TASKS TO COMPLETE.
[A] Using the case summary, decide whether each statement agrees with it: (i) the arbitrator found that the discharge violated the collective bargaining agreement; (ii) Harrison gave the employer his tax returns; (iii) the trial court dismissed the suit with prejudice. Answer yes or no for each and quote the deciding words.
[B] Retype the part of the case summary that opens with the words containing "- The union" and closes with "not filed returns).".

Kristofor C Harrison v. Blue Cross Blue Shield of Michigan
328303
| Mich. Ct. App. | Nov 29, 2016Background
- Plaintiff (Harrison) was employed by Blue Cross Blue Shield subject to a collective bargaining agreement (CBA) and was fired after an internal investigation for alleged regulatory violations.
- The union grieved; the grievance proceeded to arbitration where the arbitrator found discharge violated the CBA but imposed 90 days’ suspension and awarded reinstatement with back pay subject to offsets (90-day suspension, other earnings, workers’ compensation).
- Employer rehired Harrison but disputed the information needed to calculate the back pay (requested tax returns; Harrison provided W-2s and paystubs and said he had not filed returns).
- Harrison sued in circuit court seeking confirmation and enforcement of the arbitration award; trial court sua sponte questioned subject-matter jurisdiction and dismissed without prejudice.

DATA SHOWN.
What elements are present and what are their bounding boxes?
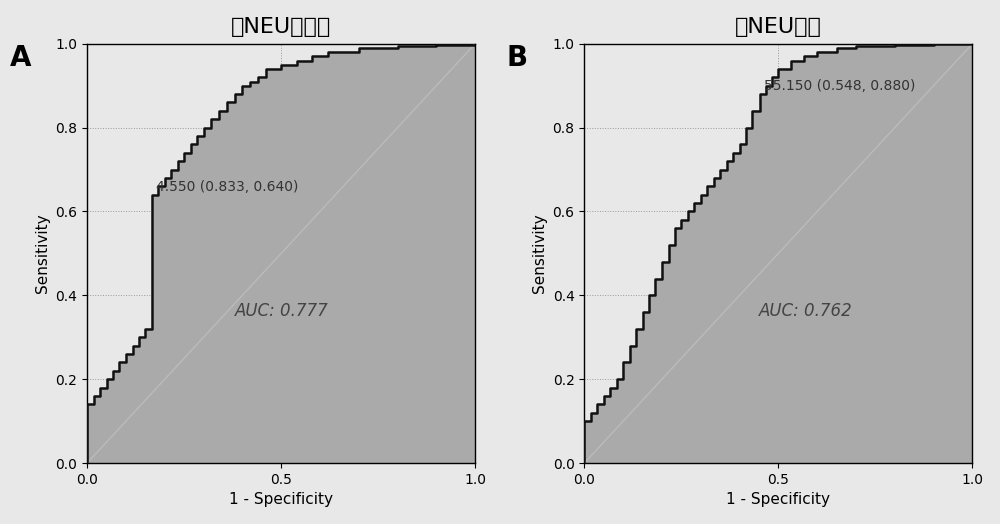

SOLUTIONS TO THE TASKS.
[A]
(i) Yes: "the arbitrator found discharge violated the CBA"
(ii) No: "Harrison provided W-2s and paystubs and said he had not filed returns"
(iii) No: "dismissed without prejudice"

[B]
- The union grieved; the grievance proceeded to arbitration where the arbitrator found discharge violated the CBA but imposed 90 days’ suspension and awarded reinstatement with back pay subject to offsets (90-day suspension, other earnings, workers’ compensation).
- Employer rehired Harrison but disputed the information needed to calculate the back pay (requested tax returns; Harrison provided W-2s and paystubs and said he had not filed returns).